■ **Your objective**
Return the count of lines with the string "text" in them, and nothing else.

■ **Records supplied**
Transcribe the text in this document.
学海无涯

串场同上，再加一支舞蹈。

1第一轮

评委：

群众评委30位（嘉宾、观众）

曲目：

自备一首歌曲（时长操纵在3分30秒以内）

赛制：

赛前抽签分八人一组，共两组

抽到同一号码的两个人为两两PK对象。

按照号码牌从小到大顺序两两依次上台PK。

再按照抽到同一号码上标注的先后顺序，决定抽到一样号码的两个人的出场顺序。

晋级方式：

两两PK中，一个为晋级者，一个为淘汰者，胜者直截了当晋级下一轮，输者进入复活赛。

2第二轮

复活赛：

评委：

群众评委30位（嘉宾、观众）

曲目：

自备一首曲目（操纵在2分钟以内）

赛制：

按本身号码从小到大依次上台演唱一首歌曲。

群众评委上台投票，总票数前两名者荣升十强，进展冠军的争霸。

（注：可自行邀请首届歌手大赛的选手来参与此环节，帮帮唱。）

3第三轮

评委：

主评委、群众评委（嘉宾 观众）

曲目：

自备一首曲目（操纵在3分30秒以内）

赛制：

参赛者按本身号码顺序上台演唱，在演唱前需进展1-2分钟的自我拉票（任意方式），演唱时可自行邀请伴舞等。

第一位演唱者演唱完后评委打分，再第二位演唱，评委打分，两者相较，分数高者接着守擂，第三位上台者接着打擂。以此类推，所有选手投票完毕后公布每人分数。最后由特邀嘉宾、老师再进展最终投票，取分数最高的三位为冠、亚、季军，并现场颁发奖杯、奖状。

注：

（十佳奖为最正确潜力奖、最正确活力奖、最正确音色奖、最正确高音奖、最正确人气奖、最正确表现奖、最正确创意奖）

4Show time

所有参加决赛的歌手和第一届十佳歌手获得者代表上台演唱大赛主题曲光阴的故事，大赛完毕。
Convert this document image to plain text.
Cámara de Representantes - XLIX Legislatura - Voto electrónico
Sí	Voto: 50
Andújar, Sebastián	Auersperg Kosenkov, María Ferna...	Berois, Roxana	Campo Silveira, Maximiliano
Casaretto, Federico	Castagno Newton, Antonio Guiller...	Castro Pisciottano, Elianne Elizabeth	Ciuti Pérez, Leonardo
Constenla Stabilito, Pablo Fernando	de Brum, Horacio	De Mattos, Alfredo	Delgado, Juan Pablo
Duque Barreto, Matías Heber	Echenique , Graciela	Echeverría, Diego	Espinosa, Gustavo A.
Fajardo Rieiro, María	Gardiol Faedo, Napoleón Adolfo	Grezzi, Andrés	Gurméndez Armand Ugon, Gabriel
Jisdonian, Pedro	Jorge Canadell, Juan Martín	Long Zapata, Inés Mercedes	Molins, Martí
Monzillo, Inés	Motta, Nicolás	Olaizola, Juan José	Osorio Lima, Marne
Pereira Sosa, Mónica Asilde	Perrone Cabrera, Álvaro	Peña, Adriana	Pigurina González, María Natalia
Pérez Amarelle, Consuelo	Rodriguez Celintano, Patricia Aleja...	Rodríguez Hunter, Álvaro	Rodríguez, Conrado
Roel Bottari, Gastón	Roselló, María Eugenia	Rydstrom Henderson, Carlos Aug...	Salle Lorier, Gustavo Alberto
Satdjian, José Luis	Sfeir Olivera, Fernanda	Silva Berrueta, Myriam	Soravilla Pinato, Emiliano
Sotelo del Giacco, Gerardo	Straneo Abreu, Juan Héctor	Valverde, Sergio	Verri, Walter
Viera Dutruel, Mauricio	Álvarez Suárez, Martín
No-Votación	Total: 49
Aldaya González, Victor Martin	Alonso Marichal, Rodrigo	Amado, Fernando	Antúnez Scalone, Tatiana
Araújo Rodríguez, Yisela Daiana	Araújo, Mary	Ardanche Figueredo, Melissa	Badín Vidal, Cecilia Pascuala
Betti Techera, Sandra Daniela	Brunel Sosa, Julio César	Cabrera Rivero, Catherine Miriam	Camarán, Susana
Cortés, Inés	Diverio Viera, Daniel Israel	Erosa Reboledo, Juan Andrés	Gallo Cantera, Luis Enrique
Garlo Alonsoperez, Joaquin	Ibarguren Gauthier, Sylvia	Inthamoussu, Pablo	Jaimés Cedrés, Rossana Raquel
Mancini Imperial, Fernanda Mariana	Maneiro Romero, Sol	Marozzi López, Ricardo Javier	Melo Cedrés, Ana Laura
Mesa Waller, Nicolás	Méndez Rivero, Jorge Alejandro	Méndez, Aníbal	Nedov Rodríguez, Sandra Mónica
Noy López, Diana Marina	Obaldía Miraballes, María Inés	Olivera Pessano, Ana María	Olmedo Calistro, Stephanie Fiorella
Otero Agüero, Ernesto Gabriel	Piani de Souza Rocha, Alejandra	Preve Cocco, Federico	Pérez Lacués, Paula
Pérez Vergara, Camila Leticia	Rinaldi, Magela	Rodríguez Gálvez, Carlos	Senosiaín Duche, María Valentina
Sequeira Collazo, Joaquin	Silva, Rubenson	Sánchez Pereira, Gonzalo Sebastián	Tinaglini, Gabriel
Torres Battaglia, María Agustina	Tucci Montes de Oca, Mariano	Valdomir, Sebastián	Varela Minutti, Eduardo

■ **Exercise result**
2